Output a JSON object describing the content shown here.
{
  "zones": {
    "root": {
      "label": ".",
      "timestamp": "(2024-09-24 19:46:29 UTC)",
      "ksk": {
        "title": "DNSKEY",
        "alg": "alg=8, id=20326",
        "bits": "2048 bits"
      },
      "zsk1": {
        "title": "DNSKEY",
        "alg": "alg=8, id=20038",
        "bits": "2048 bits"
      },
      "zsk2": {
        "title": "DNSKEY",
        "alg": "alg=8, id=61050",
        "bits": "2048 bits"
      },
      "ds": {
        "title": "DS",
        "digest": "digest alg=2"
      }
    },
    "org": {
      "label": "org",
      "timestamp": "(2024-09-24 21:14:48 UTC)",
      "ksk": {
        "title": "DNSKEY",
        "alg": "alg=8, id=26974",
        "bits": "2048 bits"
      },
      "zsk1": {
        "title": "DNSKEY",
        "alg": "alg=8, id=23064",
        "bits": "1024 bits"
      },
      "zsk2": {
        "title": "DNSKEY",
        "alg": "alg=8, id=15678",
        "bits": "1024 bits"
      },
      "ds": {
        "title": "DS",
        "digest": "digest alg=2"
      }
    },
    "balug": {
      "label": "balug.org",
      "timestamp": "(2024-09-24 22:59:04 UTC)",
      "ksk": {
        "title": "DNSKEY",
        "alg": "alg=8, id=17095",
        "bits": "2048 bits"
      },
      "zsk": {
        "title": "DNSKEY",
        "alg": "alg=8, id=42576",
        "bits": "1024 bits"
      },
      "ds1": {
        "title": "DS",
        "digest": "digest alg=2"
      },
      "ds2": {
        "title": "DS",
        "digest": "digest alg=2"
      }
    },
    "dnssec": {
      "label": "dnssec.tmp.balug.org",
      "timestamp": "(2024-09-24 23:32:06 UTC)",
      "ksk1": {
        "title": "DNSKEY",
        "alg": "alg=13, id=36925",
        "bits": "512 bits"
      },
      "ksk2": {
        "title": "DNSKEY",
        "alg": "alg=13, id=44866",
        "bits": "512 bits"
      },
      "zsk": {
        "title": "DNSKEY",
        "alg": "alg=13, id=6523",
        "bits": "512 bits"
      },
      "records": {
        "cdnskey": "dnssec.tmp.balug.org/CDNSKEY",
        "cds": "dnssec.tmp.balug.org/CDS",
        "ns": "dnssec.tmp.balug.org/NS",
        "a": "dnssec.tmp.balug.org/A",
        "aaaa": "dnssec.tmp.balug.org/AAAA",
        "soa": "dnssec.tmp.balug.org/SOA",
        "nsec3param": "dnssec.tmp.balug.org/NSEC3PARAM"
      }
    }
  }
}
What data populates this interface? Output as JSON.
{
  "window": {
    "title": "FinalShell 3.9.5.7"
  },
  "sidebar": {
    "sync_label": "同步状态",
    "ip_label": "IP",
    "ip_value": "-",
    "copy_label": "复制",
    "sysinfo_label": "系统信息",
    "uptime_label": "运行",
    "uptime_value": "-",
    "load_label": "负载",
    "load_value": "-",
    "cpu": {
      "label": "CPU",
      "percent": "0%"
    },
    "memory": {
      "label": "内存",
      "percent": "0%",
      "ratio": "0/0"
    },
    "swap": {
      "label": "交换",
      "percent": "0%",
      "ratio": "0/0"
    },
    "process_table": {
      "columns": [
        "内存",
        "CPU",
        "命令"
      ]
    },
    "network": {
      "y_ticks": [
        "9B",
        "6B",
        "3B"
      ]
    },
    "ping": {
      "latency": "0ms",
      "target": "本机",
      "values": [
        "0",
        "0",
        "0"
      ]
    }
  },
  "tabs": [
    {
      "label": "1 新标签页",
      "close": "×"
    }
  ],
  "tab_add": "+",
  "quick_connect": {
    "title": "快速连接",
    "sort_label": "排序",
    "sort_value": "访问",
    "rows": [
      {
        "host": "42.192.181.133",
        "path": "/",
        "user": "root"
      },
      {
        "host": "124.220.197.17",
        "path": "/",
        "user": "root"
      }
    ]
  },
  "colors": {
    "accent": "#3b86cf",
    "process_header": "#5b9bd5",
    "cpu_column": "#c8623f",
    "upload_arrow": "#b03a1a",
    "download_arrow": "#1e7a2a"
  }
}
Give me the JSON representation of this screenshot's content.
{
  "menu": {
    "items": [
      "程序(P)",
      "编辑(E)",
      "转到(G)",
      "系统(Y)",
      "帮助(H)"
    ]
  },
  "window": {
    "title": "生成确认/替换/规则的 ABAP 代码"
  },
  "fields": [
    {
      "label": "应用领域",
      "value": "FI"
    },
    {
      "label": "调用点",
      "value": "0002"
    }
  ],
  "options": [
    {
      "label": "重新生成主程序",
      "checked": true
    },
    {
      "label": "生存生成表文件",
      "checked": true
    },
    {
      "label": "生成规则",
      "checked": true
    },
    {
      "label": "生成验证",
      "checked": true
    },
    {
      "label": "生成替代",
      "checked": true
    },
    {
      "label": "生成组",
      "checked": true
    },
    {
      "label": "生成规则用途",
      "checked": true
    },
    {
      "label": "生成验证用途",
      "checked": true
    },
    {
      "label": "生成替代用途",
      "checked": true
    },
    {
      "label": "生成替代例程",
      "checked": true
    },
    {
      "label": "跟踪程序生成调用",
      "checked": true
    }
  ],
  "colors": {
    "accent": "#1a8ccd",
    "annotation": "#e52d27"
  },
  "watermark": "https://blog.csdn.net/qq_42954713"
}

## Work to do:
Restate each record exactly as written.

## Task response:
Output a JSON object describing the content shown here.
{
  "zones": {
    "root": {
      "label": ".",
      "timestamp": "(2024-09-24 19:46:29 UTC)",
      "ksk": {
        "title": "DNSKEY",
        "alg": "alg=8, id=20326",
        "bits": "2048 bits"
      },
      "zsk1": {
        "title": "DNSKEY",
        "alg": "alg=8, id=20038",
        "bits": "2048 bits"
      },
      "zsk2": {
        "title": "DNSKEY",
        "alg": "alg=8, id=61050",
        "bits": "2048 bits"
      },
      "ds": {
        "title": "DS",
        "digest": "digest alg=2"
      }
    },
    "org": {
      "label": "org",
      "timestamp": "(2024-09-24 21:14:48 UTC)",
      "ksk": {
        "title": "DNSKEY",
        "alg": "alg=8, id=26974",
        "bits": "2048 bits"
      },
      "zsk1": {
        "title": "DNSKEY",
        "alg": "alg=8, id=23064",
        "bits": "1024 bits"
      },
      "zsk2": {
        "title": "DNSKEY",
        "alg": "alg=8, id=15678",
        "bits": "1024 bits"
      },
      "ds": {
        "title": "DS",
        "digest": "digest alg=2"
      }
    },
    "balug": {
      "label": "balug.org",
      "timestamp": "(2024-09-24 22:59:04 UTC)",
      "ksk": {
        "title": "DNSKEY",
        "alg": "alg=8, id=17095",
        "bits": "2048 bits"
      },
      "zsk": {
        "title": "DNSKEY",
        "alg": "alg=8, id=42576",
        "bits": "1024 bits"
      },
      "ds1": {
        "title": "DS",
        "digest": "digest alg=2"
      },
      "ds2": {
        "title": "DS",
        "digest": "digest alg=2"
      }
    },
    "dnssec": {
      "label": "dnssec.tmp.balug.org",
      "timestamp": "(2024-09-24 23:32:06 UTC)",
      "ksk1": {
        "title": "DNSKEY",
        "alg": "alg=13, id=36925",
        "bits": "512 bits"
      },
      "ksk2": {
        "title": "DNSKEY",
        "alg": "alg=13, id=44866",
        "bits": "512 bits"
      },
      "zsk": {
        "title": "DNSKEY",
        "alg": "alg=13, id=6523",
        "bits": "512 bits"
      },
      "records": {
        "cdnskey": "dnssec.tmp.balug.org/CDNSKEY",
        "cds": "dnssec.tmp.balug.org/CDS",
        "ns": "dnssec.tmp.balug.org/NS",
        "a": "dnssec.tmp.balug.org/A",
        "aaaa": "dnssec.tmp.balug.org/AAAA",
        "soa": "dnssec.tmp.balug.org/SOA",
        "nsec3param": "dnssec.tmp.balug.org/NSEC3PARAM"
      }
    }
  }
}
What data populates this interface? Output as JSON.
{
  "window": {
    "title": "FinalShell 3.9.5.7"
  },
  "sidebar": {
    "sync_label": "同步状态",
    "ip_label": "IP",
    "ip_value": "-",
    "copy_label": "复制",
    "sysinfo_label": "系统信息",
    "uptime_label": "运行",
    "uptime_value": "-",
    "load_label": "负载",
    "load_value": "-",
    "cpu": {
      "label": "CPU",
      "percent": "0%"
    },
    "memory": {
      "label": "内存",
      "percent": "0%",
      "ratio": "0/0"
    },
    "swap": {
      "label": "交换",
      "percent": "0%",
      "ratio": "0/0"
    },
    "process_table": {
      "columns": [
        "内存",
        "CPU",
        "命令"
      ]
    },
    "network": {
      "y_ticks": [
        "9B",
        "6B",
        "3B"
      ]
    },
    "ping": {
      "latency": "0ms",
      "target": "本机",
      "values": [
        "0",
        "0",
        "0"
      ]
    }
  },
  "tabs": [
    {
      "label": "1 新标签页",
      "close": "×"
    }
  ],
  "tab_add": "+",
  "quick_connect": {
    "title": "快速连接",
    "sort_label": "排序",
    "sort_value": "访问",
    "rows": [
      {
        "host": "42.192.181.133",
        "path": "/",
        "user": "root"
      },
      {
        "host": "124.220.197.17",
        "path": "/",
        "user": "root"
      }
    ]
  },
  "colors": {
    "accent": "#3b86cf",
    "process_header": "#5b9bd5",
    "cpu_column": "#c8623f",
    "upload_arrow": "#b03a1a",
    "download_arrow": "#1e7a2a"
  }
}
Give me the JSON representation of this screenshot's content.
{
  "menu": {
    "items": [
      "程序(P)",
      "编辑(E)",
      "转到(G)",
      "系统(Y)",
      "帮助(H)"
    ]
  },
  "window": {
    "title": "生成确认/替换/规则的 ABAP 代码"
  },
  "fields": [
    {
      "label": "应用领域",
      "value": "FI"
    },
    {
      "label": "调用点",
      "value": "0002"
    }
  ],
  "options": [
    {
      "label": "重新生成主程序",
      "checked": true
    },
    {
      "label": "生存生成表文件",
      "checked": true
    },
    {
      "label": "生成规则",
      "checked": true
    },
    {
      "label": "生成验证",
      "checked": true
    },
    {
      "label": "生成替代",
      "checked": true
    },
    {
      "label": "生成组",
      "checked": true
    },
    {
      "label": "生成规则用途",
      "checked": true
    },
    {
      "label": "生成验证用途",
      "checked": true
    },
    {
      "label": "生成替代用途",
      "checked": true
    },
    {
      "label": "生成替代例程",
      "checked": true
    },
    {
      "label": "跟踪程序生成调用",
      "checked": true
    }
  ],
  "colors": {
    "accent": "#1a8ccd",
    "annotation": "#e52d27"
  },
  "watermark": "https://blog.csdn.net/qq_42954713"
}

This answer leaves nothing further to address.